(GOAL OF THE EXERCISE):
Set the listing down unchanged, minus every embedded image.

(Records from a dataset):
○ ○ ○ ○ ○

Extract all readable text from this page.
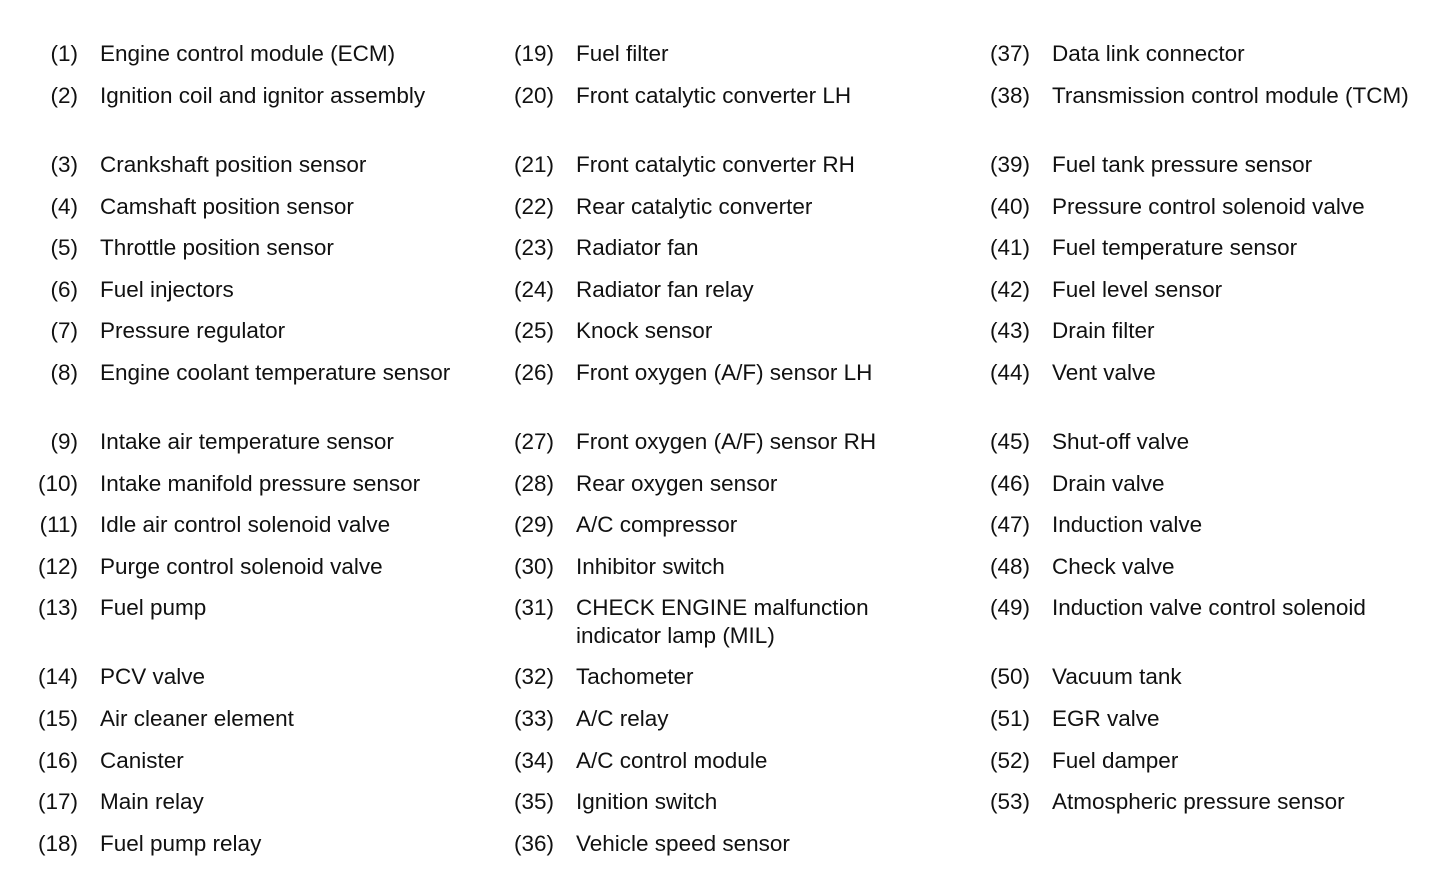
(1) Engine control module (ECM)
(2) Ignition coil and ignitor assembly
(3) Crankshaft position sensor
(4) Camshaft position sensor
(5) Throttle position sensor
(6) Fuel injectors
(7) Pressure regulator
(8) Engine coolant temperature sensor
(9) Intake air temperature sensor
(10) Intake manifold pressure sensor
(11) Idle air control solenoid valve
(12) Purge control solenoid valve
(13) Fuel pump
(14) PCV valve
(15) Air cleaner element
(16) Canister
(17) Main relay
(18) Fuel pump relay
(19) Fuel filter
(20) Front catalytic converter LH
(21) Front catalytic converter RH
(22) Rear catalytic converter
(23) Radiator fan
(24) Radiator fan relay
(25) Knock sensor
(26) Front oxygen (A/F) sensor LH
(27) Front oxygen (A/F) sensor RH
(28) Rear oxygen sensor
(29) A/C compressor
(30) Inhibitor switch
(31) CHECK ENGINE malfunction indicator lamp (MIL)
(32) Tachometer
(33) A/C relay
(34) A/C control module
(35) Ignition switch
(36) Vehicle speed sensor
(37) Data link connector
(38) Transmission control module (TCM)
(39) Fuel tank pressure sensor
(40) Pressure control solenoid valve
(41) Fuel temperature sensor
(42) Fuel level sensor
(43) Drain filter
(44) Vent valve
(45) Shut-off valve
(46) Drain valve
(47) Induction valve
(48) Check valve
(49) Induction valve control solenoid
(50) Vacuum tank
(51) EGR valve
(52) Fuel damper
(53) Atmospheric pressure sensor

○ ○ ○ ○ ○

(TASK RESPONSE):
Extract all readable text from this page.
(1) Engine control module (ECM)
(2) Ignition coil and ignitor assembly
(3) Crankshaft position sensor
(4) Camshaft position sensor
(5) Throttle position sensor
(6) Fuel injectors
(7) Pressure regulator
(8) Engine coolant temperature sensor
(9) Intake air temperature sensor
(10) Intake manifold pressure sensor
(11) Idle air control solenoid valve
(12) Purge control solenoid valve
(13) Fuel pump
(14) PCV valve
(15) Air cleaner element
(16) Canister
(17) Main relay
(18) Fuel pump relay
(19) Fuel filter
(20) Front catalytic converter LH
(21) Front catalytic converter RH
(22) Rear catalytic converter
(23) Radiator fan
(24) Radiator fan relay
(25) Knock sensor
(26) Front oxygen (A/F) sensor LH
(27) Front oxygen (A/F) sensor RH
(28) Rear oxygen sensor
(29) A/C compressor
(30) Inhibitor switch
(31) CHECK ENGINE malfunction indicator lamp (MIL)
(32) Tachometer
(33) A/C relay
(34) A/C control module
(35) Ignition switch
(36) Vehicle speed sensor
(37) Data link connector
(38) Transmission control module (TCM)
(39) Fuel tank pressure sensor
(40) Pressure control solenoid valve
(41) Fuel temperature sensor
(42) Fuel level sensor
(43) Drain filter
(44) Vent valve
(45) Shut-off valve
(46) Drain valve
(47) Induction valve
(48) Check valve
(49) Induction valve control solenoid
(50) Vacuum tank
(51) EGR valve
(52) Fuel damper
(53) Atmospheric pressure sensor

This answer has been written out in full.